◆ Stated exercise:
Go through the entries below and retype them exactly, omitting each picture.

----- Dataset rows

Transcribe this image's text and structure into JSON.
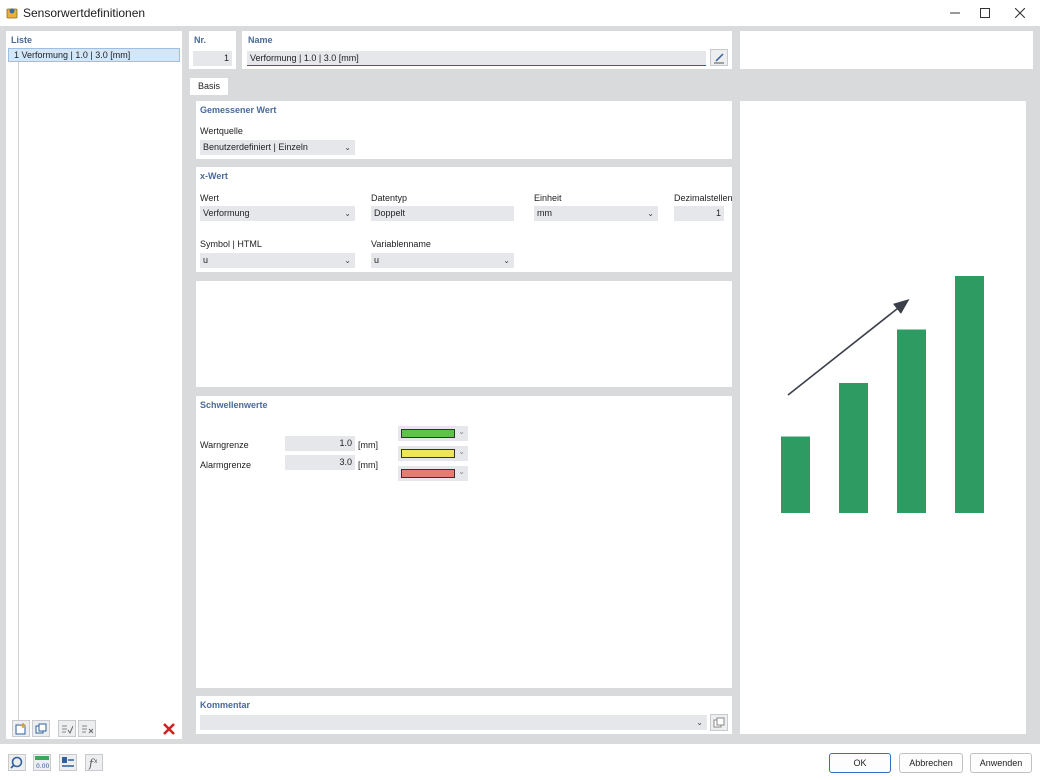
{
  "window": {
    "title": "Sensorwertdefinitionen",
    "maximize_icon": "square-icon",
    "close_icon": "x-icon"
  },
  "list": {
    "header": "Liste",
    "items": [
      {
        "label": "1  Verformung | 1.0 | 3.0 [mm]"
      }
    ]
  },
  "header": {
    "nr_label": "Nr.",
    "nr_value": "1",
    "name_label": "Name",
    "name_value": "Verformung | 1.0 | 3.0 [mm]"
  },
  "tabs": [
    {
      "label": "Basis"
    }
  ],
  "measured": {
    "title": "Gemessener Wert",
    "source_label": "Wertquelle",
    "source_value": "Benutzerdefiniert | Einzeln"
  },
  "xvalue": {
    "title": "x-Wert",
    "wert_label": "Wert",
    "wert_value": "Verformung",
    "datentyp_label": "Datentyp",
    "datentyp_value": "Doppelt",
    "einheit_label": "Einheit",
    "einheit_value": "mm",
    "dezimal_label": "Dezimalstellen",
    "dezimal_value": "1",
    "symbol_label": "Symbol | HTML",
    "symbol_value": "u",
    "variable_label": "Variablenname",
    "variable_value": "u"
  },
  "thresholds": {
    "title": "Schwellenwerte",
    "warn_label": "Warngrenze",
    "warn_value": "1.0",
    "warn_unit": "[mm]",
    "alarm_label": "Alarmgrenze",
    "alarm_value": "3.0",
    "alarm_unit": "[mm]",
    "colors": [
      "#5fc34a",
      "#f0e45a",
      "#e27d72"
    ]
  },
  "comment": {
    "title": "Kommentar",
    "value": ""
  },
  "illustration": {
    "bar_color": "#2e9b63",
    "arrow_color": "#3a3f4a",
    "bars": [
      1,
      2,
      3,
      4
    ]
  },
  "buttons": {
    "ok": "OK",
    "cancel": "Abbrechen",
    "apply": "Anwenden"
  }
}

----------

◆ Result below:
Transcribe this image's text and structure into JSON.
{
  "window": {
    "title": "Sensorwertdefinitionen",
    "maximize_icon": "square-icon",
    "close_icon": "x-icon"
  },
  "list": {
    "header": "Liste",
    "items": [
      {
        "label": "1  Verformung | 1.0 | 3.0 [mm]"
      }
    ]
  },
  "header": {
    "nr_label": "Nr.",
    "nr_value": "1",
    "name_label": "Name",
    "name_value": "Verformung | 1.0 | 3.0 [mm]"
  },
  "tabs": [
    {
      "label": "Basis"
    }
  ],
  "measured": {
    "title": "Gemessener Wert",
    "source_label": "Wertquelle",
    "source_value": "Benutzerdefiniert | Einzeln"
  },
  "xvalue": {
    "title": "x-Wert",
    "wert_label": "Wert",
    "wert_value": "Verformung",
    "datentyp_label": "Datentyp",
    "datentyp_value": "Doppelt",
    "einheit_label": "Einheit",
    "einheit_value": "mm",
    "dezimal_label": "Dezimalstellen",
    "dezimal_value": "1",
    "symbol_label": "Symbol | HTML",
    "symbol_value": "u",
    "variable_label": "Variablenname",
    "variable_value": "u"
  },
  "thresholds": {
    "title": "Schwellenwerte",
    "warn_label": "Warngrenze",
    "warn_value": "1.0",
    "warn_unit": "[mm]",
    "alarm_label": "Alarmgrenze",
    "alarm_value": "3.0",
    "alarm_unit": "[mm]",
    "colors": [
      "#5fc34a",
      "#f0e45a",
      "#e27d72"
    ]
  },
  "comment": {
    "title": "Kommentar",
    "value": ""
  },
  "illustration": {
    "bar_color": "#2e9b63",
    "arrow_color": "#3a3f4a",
    "bars": [
      1,
      2,
      3,
      4
    ]
  },
  "buttons": {
    "ok": "OK",
    "cancel": "Abbrechen",
    "apply": "Anwenden"
  }
}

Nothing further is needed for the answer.